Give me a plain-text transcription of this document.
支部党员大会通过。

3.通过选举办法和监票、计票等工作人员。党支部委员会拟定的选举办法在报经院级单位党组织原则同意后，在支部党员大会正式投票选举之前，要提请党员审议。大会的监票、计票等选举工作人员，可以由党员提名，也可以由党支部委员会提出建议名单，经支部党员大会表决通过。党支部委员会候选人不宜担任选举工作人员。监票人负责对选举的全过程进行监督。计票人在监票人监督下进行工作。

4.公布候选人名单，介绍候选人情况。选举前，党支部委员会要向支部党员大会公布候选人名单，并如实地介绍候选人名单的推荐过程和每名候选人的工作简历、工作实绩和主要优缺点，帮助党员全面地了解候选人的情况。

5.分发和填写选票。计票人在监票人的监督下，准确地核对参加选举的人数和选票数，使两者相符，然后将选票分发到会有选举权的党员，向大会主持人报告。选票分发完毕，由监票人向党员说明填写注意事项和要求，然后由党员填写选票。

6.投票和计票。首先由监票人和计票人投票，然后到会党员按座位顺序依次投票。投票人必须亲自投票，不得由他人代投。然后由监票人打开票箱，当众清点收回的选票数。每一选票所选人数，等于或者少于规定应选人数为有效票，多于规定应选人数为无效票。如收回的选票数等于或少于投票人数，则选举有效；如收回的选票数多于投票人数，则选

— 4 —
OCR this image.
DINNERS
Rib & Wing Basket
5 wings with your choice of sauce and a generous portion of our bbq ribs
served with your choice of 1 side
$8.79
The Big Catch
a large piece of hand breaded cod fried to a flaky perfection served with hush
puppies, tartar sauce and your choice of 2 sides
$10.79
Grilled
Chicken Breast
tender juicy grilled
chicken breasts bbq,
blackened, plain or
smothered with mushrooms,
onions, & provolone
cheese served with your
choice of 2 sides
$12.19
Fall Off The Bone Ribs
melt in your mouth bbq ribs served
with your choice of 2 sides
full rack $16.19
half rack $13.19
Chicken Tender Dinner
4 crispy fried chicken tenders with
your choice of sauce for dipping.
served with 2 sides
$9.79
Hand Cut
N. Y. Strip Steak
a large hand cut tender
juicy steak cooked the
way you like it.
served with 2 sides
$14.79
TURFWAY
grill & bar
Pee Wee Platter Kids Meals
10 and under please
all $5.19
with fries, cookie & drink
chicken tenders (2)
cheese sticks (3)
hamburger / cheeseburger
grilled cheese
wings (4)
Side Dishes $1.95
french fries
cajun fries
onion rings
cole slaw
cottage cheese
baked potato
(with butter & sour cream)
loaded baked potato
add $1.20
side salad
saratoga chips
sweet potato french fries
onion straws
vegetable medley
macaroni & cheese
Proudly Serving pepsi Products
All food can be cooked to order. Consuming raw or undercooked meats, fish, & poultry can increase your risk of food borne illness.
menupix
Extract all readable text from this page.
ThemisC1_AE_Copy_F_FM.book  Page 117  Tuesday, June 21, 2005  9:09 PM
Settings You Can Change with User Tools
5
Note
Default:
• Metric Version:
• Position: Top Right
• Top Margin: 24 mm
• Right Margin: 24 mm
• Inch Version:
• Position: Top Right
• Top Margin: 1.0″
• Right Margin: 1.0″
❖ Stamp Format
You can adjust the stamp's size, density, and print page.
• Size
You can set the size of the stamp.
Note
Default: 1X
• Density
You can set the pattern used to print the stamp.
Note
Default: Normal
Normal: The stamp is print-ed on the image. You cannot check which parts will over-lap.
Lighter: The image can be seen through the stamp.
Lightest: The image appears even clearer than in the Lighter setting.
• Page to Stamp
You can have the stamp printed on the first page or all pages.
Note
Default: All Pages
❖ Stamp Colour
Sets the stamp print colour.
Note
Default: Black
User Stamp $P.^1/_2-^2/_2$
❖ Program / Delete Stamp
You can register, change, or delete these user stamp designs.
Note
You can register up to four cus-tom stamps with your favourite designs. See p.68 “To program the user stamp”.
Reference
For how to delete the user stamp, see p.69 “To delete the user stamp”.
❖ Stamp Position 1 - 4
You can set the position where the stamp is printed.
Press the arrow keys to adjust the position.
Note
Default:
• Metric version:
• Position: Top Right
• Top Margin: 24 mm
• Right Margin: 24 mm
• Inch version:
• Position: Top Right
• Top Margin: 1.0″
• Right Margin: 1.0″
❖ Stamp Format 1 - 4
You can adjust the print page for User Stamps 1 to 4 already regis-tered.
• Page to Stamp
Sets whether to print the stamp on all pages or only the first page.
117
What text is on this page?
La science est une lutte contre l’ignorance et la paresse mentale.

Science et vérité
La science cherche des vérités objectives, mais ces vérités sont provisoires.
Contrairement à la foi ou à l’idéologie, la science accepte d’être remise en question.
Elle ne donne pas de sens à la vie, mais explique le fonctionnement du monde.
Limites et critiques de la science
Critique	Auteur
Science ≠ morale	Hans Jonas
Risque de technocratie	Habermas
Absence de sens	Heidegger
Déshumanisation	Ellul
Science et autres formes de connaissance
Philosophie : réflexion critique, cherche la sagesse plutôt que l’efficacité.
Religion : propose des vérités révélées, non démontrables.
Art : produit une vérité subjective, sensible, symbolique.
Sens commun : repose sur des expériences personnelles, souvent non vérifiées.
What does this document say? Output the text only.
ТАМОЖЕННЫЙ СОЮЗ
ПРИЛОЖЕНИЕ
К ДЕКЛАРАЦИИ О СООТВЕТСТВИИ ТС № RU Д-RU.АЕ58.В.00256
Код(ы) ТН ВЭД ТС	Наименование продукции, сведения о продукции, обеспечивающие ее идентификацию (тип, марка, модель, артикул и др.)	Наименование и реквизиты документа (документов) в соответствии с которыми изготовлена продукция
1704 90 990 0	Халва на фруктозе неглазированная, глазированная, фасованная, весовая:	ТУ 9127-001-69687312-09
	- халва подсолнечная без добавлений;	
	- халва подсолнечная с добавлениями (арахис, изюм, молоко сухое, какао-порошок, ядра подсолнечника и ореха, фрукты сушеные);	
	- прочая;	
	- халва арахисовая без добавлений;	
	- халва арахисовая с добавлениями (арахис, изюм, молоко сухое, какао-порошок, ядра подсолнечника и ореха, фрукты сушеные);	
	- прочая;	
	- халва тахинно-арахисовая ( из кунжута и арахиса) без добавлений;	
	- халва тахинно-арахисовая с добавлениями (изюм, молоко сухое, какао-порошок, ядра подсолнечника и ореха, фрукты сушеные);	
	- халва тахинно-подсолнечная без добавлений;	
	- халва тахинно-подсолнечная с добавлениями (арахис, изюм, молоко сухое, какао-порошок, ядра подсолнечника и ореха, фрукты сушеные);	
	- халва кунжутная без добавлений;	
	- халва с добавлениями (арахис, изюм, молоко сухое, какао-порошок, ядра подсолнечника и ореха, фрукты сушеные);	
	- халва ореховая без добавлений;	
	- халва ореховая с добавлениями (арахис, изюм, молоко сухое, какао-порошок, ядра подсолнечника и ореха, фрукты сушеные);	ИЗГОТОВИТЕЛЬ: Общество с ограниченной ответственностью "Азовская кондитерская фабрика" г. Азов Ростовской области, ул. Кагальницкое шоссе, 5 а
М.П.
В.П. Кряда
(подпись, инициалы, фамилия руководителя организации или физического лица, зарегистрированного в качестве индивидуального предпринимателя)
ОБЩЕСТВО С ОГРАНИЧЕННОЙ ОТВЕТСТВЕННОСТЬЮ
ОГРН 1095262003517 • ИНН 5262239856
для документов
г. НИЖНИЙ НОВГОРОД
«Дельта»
◇ ◇ ◇ ◇
## WHAT TO WORK ON
Word for word, write out all of the data above.

## RESULT
Give me a plain-text transcription of this document.
支部党员大会通过。

3.通过选举办法和监票、计票等工作人员。党支部委员会拟定的选举办法在报经院级单位党组织原则同意后，在支部党员大会正式投票选举之前，要提请党员审议。大会的监票、计票等选举工作人员，可以由党员提名，也可以由党支部委员会提出建议名单，经支部党员大会表决通过。党支部委员会候选人不宜担任选举工作人员。监票人负责对选举的全过程进行监督。计票人在监票人监督下进行工作。

4.公布候选人名单，介绍候选人情况。选举前，党支部委员会要向支部党员大会公布候选人名单，并如实地介绍候选人名单的推荐过程和每名候选人的工作简历、工作实绩和主要优缺点，帮助党员全面地了解候选人的情况。

5.分发和填写选票。计票人在监票人的监督下，准确地核对参加选举的人数和选票数，使两者相符，然后将选票分发到会有选举权的党员，向大会主持人报告。选票分发完毕，由监票人向党员说明填写注意事项和要求，然后由党员填写选票。

6.投票和计票。首先由监票人和计票人投票，然后到会党员按座位顺序依次投票。投票人必须亲自投票，不得由他人代投。然后由监票人打开票箱，当众清点收回的选票数。每一选票所选人数，等于或者少于规定应选人数为有效票，多于规定应选人数为无效票。如收回的选票数等于或少于投票人数，则选举有效；如收回的选票数多于投票人数，则选

— 4 —
OCR this image.
DINNERS
Rib & Wing Basket
5 wings with your choice of sauce and a generous portion of our bbq ribs
served with your choice of 1 side
$8.79
The Big Catch
a large piece of hand breaded cod fried to a flaky perfection served with hush
puppies, tartar sauce and your choice of 2 sides
$10.79
Grilled
Chicken Breast
tender juicy grilled
chicken breasts bbq,
blackened, plain or
smothered with mushrooms,
onions, & provolone
cheese served with your
choice of 2 sides
$12.19
Fall Off The Bone Ribs
melt in your mouth bbq ribs served
with your choice of 2 sides
full rack $16.19
half rack $13.19
Chicken Tender Dinner
4 crispy fried chicken tenders with
your choice of sauce for dipping.
served with 2 sides
$9.79
Hand Cut
N. Y. Strip Steak
a large hand cut tender
juicy steak cooked the
way you like it.
served with 2 sides
$14.79
TURFWAY
grill & bar
Pee Wee Platter Kids Meals
10 and under please
all $5.19
with fries, cookie & drink
chicken tenders (2)
cheese sticks (3)
hamburger / cheeseburger
grilled cheese
wings (4)
Side Dishes $1.95
french fries
cajun fries
onion rings
cole slaw
cottage cheese
baked potato
(with butter & sour cream)
loaded baked potato
add $1.20
side salad
saratoga chips
sweet potato french fries
onion straws
vegetable medley
macaroni & cheese
Proudly Serving pepsi Products
All food can be cooked to order. Consuming raw or undercooked meats, fish, & poultry can increase your risk of food borne illness.
menupix
Extract all readable text from this page.
ThemisC1_AE_Copy_F_FM.book  Page 117  Tuesday, June 21, 2005  9:09 PM
Settings You Can Change with User Tools
5
Note
Default:
• Metric Version:
• Position: Top Right
• Top Margin: 24 mm
• Right Margin: 24 mm
• Inch Version:
• Position: Top Right
• Top Margin: 1.0″
• Right Margin: 1.0″
❖ Stamp Format
You can adjust the stamp's size, density, and print page.
• Size
You can set the size of the stamp.
Note
Default: 1X
• Density
You can set the pattern used to print the stamp.
Note
Default: Normal
Normal: The stamp is print-ed on the image. You cannot check which parts will over-lap.
Lighter: The image can be seen through the stamp.
Lightest: The image appears even clearer than in the Lighter setting.
• Page to Stamp
You can have the stamp printed on the first page or all pages.
Note
Default: All Pages
❖ Stamp Colour
Sets the stamp print colour.
Note
Default: Black
User Stamp $P.^1/_2-^2/_2$
❖ Program / Delete Stamp
You can register, change, or delete these user stamp designs.
Note
You can register up to four cus-tom stamps with your favourite designs. See p.68 “To program the user stamp”.
Reference
For how to delete the user stamp, see p.69 “To delete the user stamp”.
❖ Stamp Position 1 - 4
You can set the position where the stamp is printed.
Press the arrow keys to adjust the position.
Note
Default:
• Metric version:
• Position: Top Right
• Top Margin: 24 mm
• Right Margin: 24 mm
• Inch version:
• Position: Top Right
• Top Margin: 1.0″
• Right Margin: 1.0″
❖ Stamp Format 1 - 4
You can adjust the print page for User Stamps 1 to 4 already regis-tered.
• Page to Stamp
Sets whether to print the stamp on all pages or only the first page.
117
What text is on this page?
La science est une lutte contre l’ignorance et la paresse mentale.

Science et vérité
La science cherche des vérités objectives, mais ces vérités sont provisoires.
Contrairement à la foi ou à l’idéologie, la science accepte d’être remise en question.
Elle ne donne pas de sens à la vie, mais explique le fonctionnement du monde.
Limites et critiques de la science
Critique	Auteur
Science ≠ morale	Hans Jonas
Risque de technocratie	Habermas
Absence de sens	Heidegger
Déshumanisation	Ellul
Science et autres formes de connaissance
Philosophie : réflexion critique, cherche la sagesse plutôt que l’efficacité.
Religion : propose des vérités révélées, non démontrables.
Art : produit une vérité subjective, sensible, symbolique.
Sens commun : repose sur des expériences personnelles, souvent non vérifiées.
What does this document say? Output the text only.
ТАМОЖЕННЫЙ СОЮЗ
ПРИЛОЖЕНИЕ
К ДЕКЛАРАЦИИ О СООТВЕТСТВИИ ТС № RU Д-RU.АЕ58.В.00256
Код(ы) ТН ВЭД ТС	Наименование продукции, сведения о продукции, обеспечивающие ее идентификацию (тип, марка, модель, артикул и др.)	Наименование и реквизиты документа (документов) в соответствии с которыми изготовлена продукция
1704 90 990 0	Халва на фруктозе неглазированная, глазированная, фасованная, весовая:	ТУ 9127-001-69687312-09
	- халва подсолнечная без добавлений;	
	- халва подсолнечная с добавлениями (арахис, изюм, молоко сухое, какао-порошок, ядра подсолнечника и ореха, фрукты сушеные);	
	- прочая;	
	- халва арахисовая без добавлений;	
	- халва арахисовая с добавлениями (арахис, изюм, молоко сухое, какао-порошок, ядра подсолнечника и ореха, фрукты сушеные);	
	- прочая;	
	- халва тахинно-арахисовая ( из кунжута и арахиса) без добавлений;	
	- халва тахинно-арахисовая с добавлениями (изюм, молоко сухое, какао-порошок, ядра подсолнечника и ореха, фрукты сушеные);	
	- халва тахинно-подсолнечная без добавлений;	
	- халва тахинно-подсолнечная с добавлениями (арахис, изюм, молоко сухое, какао-порошок, ядра подсолнечника и ореха, фрукты сушеные);	
	- халва кунжутная без добавлений;	
	- халва с добавлениями (арахис, изюм, молоко сухое, какао-порошок, ядра подсолнечника и ореха, фрукты сушеные);	
	- халва ореховая без добавлений;	
	- халва ореховая с добавлениями (арахис, изюм, молоко сухое, какао-порошок, ядра подсолнечника и ореха, фрукты сушеные);	ИЗГОТОВИТЕЛЬ: Общество с ограниченной ответственностью "Азовская кондитерская фабрика" г. Азов Ростовской области, ул. Кагальницкое шоссе, 5 а
М.П.
В.П. Кряда
(подпись, инициалы, фамилия руководителя организации или физического лица, зарегистрированного в качестве индивидуального предпринимателя)
ОБЩЕСТВО С ОГРАНИЧЕННОЙ ОТВЕТСТВЕННОСТЬЮ
ОГРН 1095262003517 • ИНН 5262239856
для документов
г. НИЖНИЙ НОВГОРОД
«Дельта»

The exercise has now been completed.